> _STATED EXERCISE_: Write out each line that follows exactly as it stands, without the pictures.

> _PROVIDED MATERIAL_:
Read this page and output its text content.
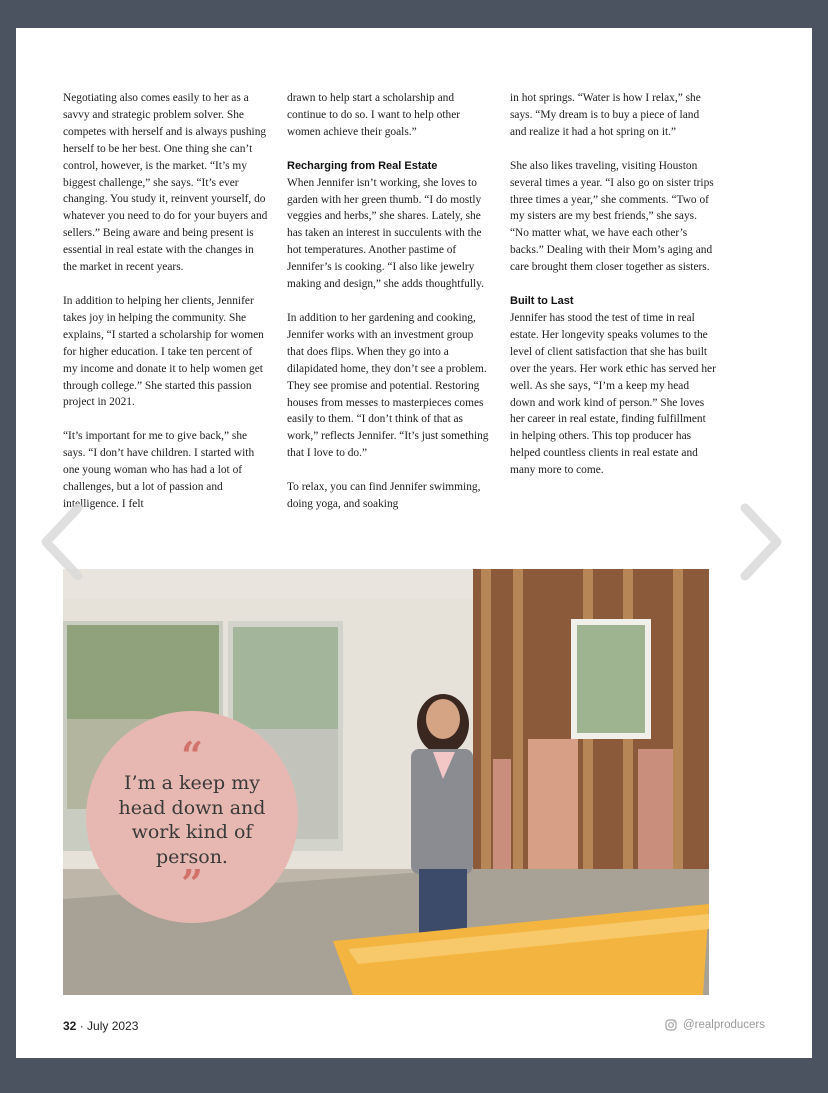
Negotiating also comes easily to her as a savvy and strategic problem solver. She competes with herself and is always pushing herself to be her best. One thing she can’t control, however, is the market. “It’s my biggest challenge,” she says. “It’s ever changing. You study it, reinvent yourself, do whatever you need to do for your buyers and sellers.” Being aware and being present is essential in real estate with the changes in the market in recent years.

In addition to helping her clients, Jennifer takes joy in helping the community. She explains, “I started a scholarship for women for higher education. I take ten percent of my income and donate it to help women get through college.” She started this passion project in 2021.

“It’s important for me to give back,” she says. “I don’t have children. I started with one young woman who has had a lot of challenges, but a lot of passion and intelligence. I felt

drawn to help start a scholarship and continue to do so. I want to help other women achieve their goals.”

Recharging from Real Estate

When Jennifer isn’t working, she loves to garden with her green thumb. “I do mostly veggies and herbs,” she shares. Lately, she has taken an interest in succulents with the hot temperatures. Another pastime of Jennifer’s is cooking. “I also like jewelry making and design,” she adds thoughtfully.

In addition to her gardening and cooking, Jennifer works with an investment group that does flips. When they go into a dilapidated home, they don’t see a problem. They see promise and potential. Restoring houses from messes to masterpieces comes easily to them. “I don’t think of that as work,” reflects Jennifer. “It’s just something that I love to do.”

To relax, you can find Jennifer swimming, doing yoga, and soaking

in hot springs. “Water is how I relax,” she says. “My dream is to buy a piece of land and realize it had a hot spring on it.”

She also likes traveling, visiting Houston several times a year. “I also go on sister trips three times a year,” she comments. “Two of my sisters are my best friends,” she says. “No matter what, we have each other’s backs.” Dealing with their Mom’s aging and care brought them closer together as sisters.

Built to Last

Jennifer has stood the test of time in real estate. Her longevity speaks volumes to the level of client satisfaction that she has built over the years. Her work ethic has served her well. As she says, “I’m a keep my head down and work kind of person.” She loves her career in real estate, finding fulfillment in helping others. This top producer has helped countless clients in real estate and many more to come.

“
I’m a keep my head down and work kind of person.
”
32 · July 2023	@realproducers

> _ANSWER TO THIS TASK_:
Read this page and output its text content.
Negotiating also comes easily to her as a savvy and strategic problem solver. She competes with herself and is always pushing herself to be her best. One thing she can’t control, however, is the market. “It’s my biggest challenge,” she says. “It’s ever changing. You study it, reinvent yourself, do whatever you need to do for your buyers and sellers.” Being aware and being present is essential in real estate with the changes in the market in recent years.

In addition to helping her clients, Jennifer takes joy in helping the community. She explains, “I started a scholarship for women for higher education. I take ten percent of my income and donate it to help women get through college.” She started this passion project in 2021.

“It’s important for me to give back,” she says. “I don’t have children. I started with one young woman who has had a lot of challenges, but a lot of passion and intelligence. I felt

drawn to help start a scholarship and continue to do so. I want to help other women achieve their goals.”

Recharging from Real Estate

When Jennifer isn’t working, she loves to garden with her green thumb. “I do mostly veggies and herbs,” she shares. Lately, she has taken an interest in succulents with the hot temperatures. Another pastime of Jennifer’s is cooking. “I also like jewelry making and design,” she adds thoughtfully.

In addition to her gardening and cooking, Jennifer works with an investment group that does flips. When they go into a dilapidated home, they don’t see a problem. They see promise and potential. Restoring houses from messes to masterpieces comes easily to them. “I don’t think of that as work,” reflects Jennifer. “It’s just something that I love to do.”

To relax, you can find Jennifer swimming, doing yoga, and soaking

in hot springs. “Water is how I relax,” she says. “My dream is to buy a piece of land and realize it had a hot spring on it.”

She also likes traveling, visiting Houston several times a year. “I also go on sister trips three times a year,” she comments. “Two of my sisters are my best friends,” she says. “No matter what, we have each other’s backs.” Dealing with their Mom’s aging and care brought them closer together as sisters.

Built to Last

Jennifer has stood the test of time in real estate. Her longevity speaks volumes to the level of client satisfaction that she has built over the years. Her work ethic has served her well. As she says, “I’m a keep my head down and work kind of person.” She loves her career in real estate, finding fulfillment in helping others. This top producer has helped countless clients in real estate and many more to come.

“
I’m a keep my head down and work kind of person.
”
32 · July 2023	@realproducers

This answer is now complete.